▸ **Work to complete**
Quote the whole listing exactly. Leave the pictures out of your copy.

▸ **Extracted data**
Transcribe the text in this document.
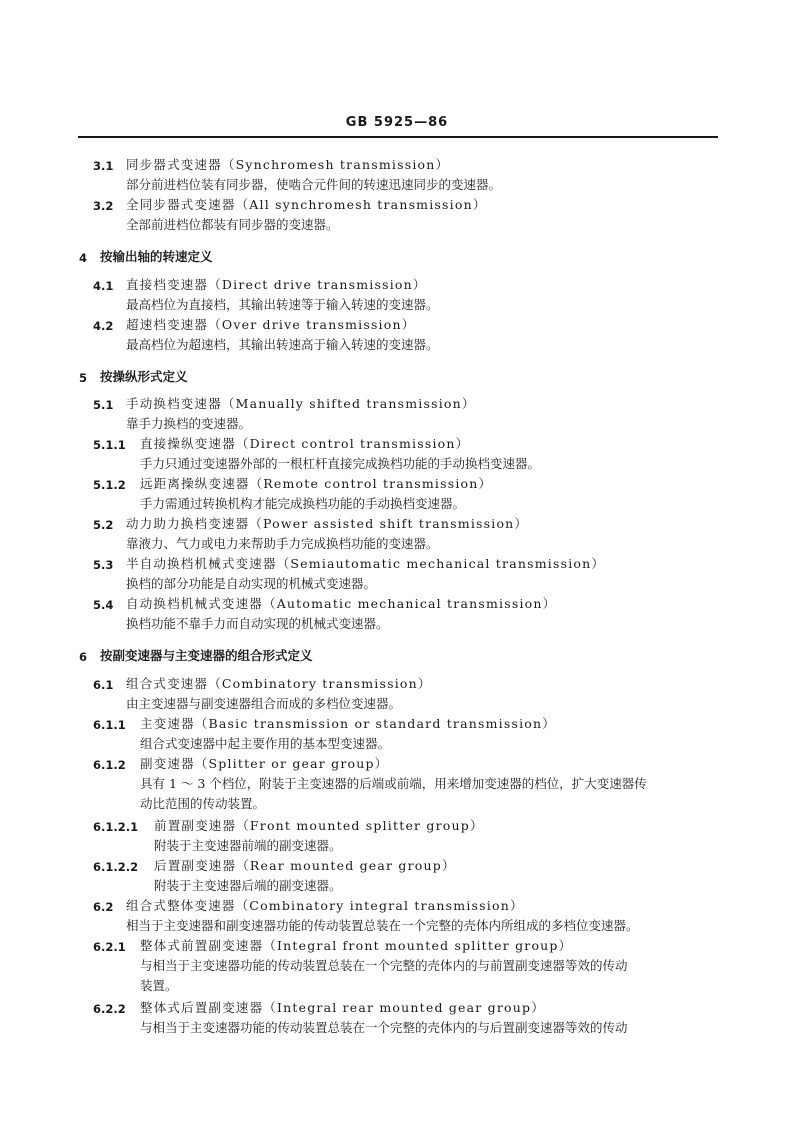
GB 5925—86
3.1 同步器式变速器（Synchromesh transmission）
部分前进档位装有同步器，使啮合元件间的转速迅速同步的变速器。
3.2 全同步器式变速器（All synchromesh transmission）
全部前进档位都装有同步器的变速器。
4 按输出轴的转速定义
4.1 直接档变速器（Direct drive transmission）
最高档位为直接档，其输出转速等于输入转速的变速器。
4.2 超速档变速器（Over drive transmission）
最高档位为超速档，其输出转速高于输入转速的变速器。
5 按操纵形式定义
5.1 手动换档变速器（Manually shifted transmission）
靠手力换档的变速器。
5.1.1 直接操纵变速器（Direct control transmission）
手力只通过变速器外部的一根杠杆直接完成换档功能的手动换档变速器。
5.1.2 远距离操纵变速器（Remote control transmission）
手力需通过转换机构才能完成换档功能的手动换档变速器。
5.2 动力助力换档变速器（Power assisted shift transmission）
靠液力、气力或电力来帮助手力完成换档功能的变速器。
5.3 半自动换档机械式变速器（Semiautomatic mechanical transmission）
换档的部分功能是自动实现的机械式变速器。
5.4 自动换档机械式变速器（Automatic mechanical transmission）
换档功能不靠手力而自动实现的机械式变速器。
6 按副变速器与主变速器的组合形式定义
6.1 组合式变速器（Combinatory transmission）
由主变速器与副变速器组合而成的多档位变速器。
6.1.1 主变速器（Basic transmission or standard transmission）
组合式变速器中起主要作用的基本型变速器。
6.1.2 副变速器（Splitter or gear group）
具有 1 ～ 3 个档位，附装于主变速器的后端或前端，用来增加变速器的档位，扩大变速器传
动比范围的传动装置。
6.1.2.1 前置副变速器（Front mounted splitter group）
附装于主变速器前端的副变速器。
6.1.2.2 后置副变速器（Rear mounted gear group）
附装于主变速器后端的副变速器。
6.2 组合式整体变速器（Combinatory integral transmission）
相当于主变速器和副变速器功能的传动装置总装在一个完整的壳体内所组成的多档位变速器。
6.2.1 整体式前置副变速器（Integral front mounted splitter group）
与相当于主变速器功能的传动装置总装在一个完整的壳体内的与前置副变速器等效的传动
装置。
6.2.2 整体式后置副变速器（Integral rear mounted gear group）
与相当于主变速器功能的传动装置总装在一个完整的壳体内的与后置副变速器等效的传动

▸ **Expected answer**
Transcribe the text in this document.
GB 5925—86
3.1 同步器式变速器（Synchromesh transmission）
部分前进档位装有同步器，使啮合元件间的转速迅速同步的变速器。
3.2 全同步器式变速器（All synchromesh transmission）
全部前进档位都装有同步器的变速器。
4 按输出轴的转速定义
4.1 直接档变速器（Direct drive transmission）
最高档位为直接档，其输出转速等于输入转速的变速器。
4.2 超速档变速器（Over drive transmission）
最高档位为超速档，其输出转速高于输入转速的变速器。
5 按操纵形式定义
5.1 手动换档变速器（Manually shifted transmission）
靠手力换档的变速器。
5.1.1 直接操纵变速器（Direct control transmission）
手力只通过变速器外部的一根杠杆直接完成换档功能的手动换档变速器。
5.1.2 远距离操纵变速器（Remote control transmission）
手力需通过转换机构才能完成换档功能的手动换档变速器。
5.2 动力助力换档变速器（Power assisted shift transmission）
靠液力、气力或电力来帮助手力完成换档功能的变速器。
5.3 半自动换档机械式变速器（Semiautomatic mechanical transmission）
换档的部分功能是自动实现的机械式变速器。
5.4 自动换档机械式变速器（Automatic mechanical transmission）
换档功能不靠手力而自动实现的机械式变速器。
6 按副变速器与主变速器的组合形式定义
6.1 组合式变速器（Combinatory transmission）
由主变速器与副变速器组合而成的多档位变速器。
6.1.1 主变速器（Basic transmission or standard transmission）
组合式变速器中起主要作用的基本型变速器。
6.1.2 副变速器（Splitter or gear group）
具有 1 ～ 3 个档位，附装于主变速器的后端或前端，用来增加变速器的档位，扩大变速器传
动比范围的传动装置。
6.1.2.1 前置副变速器（Front mounted splitter group）
附装于主变速器前端的副变速器。
6.1.2.2 后置副变速器（Rear mounted gear group）
附装于主变速器后端的副变速器。
6.2 组合式整体变速器（Combinatory integral transmission）
相当于主变速器和副变速器功能的传动装置总装在一个完整的壳体内所组成的多档位变速器。
6.2.1 整体式前置副变速器（Integral front mounted splitter group）
与相当于主变速器功能的传动装置总装在一个完整的壳体内的与前置副变速器等效的传动
装置。
6.2.2 整体式后置副变速器（Integral rear mounted gear group）
与相当于主变速器功能的传动装置总装在一个完整的壳体内的与后置副变速器等效的传动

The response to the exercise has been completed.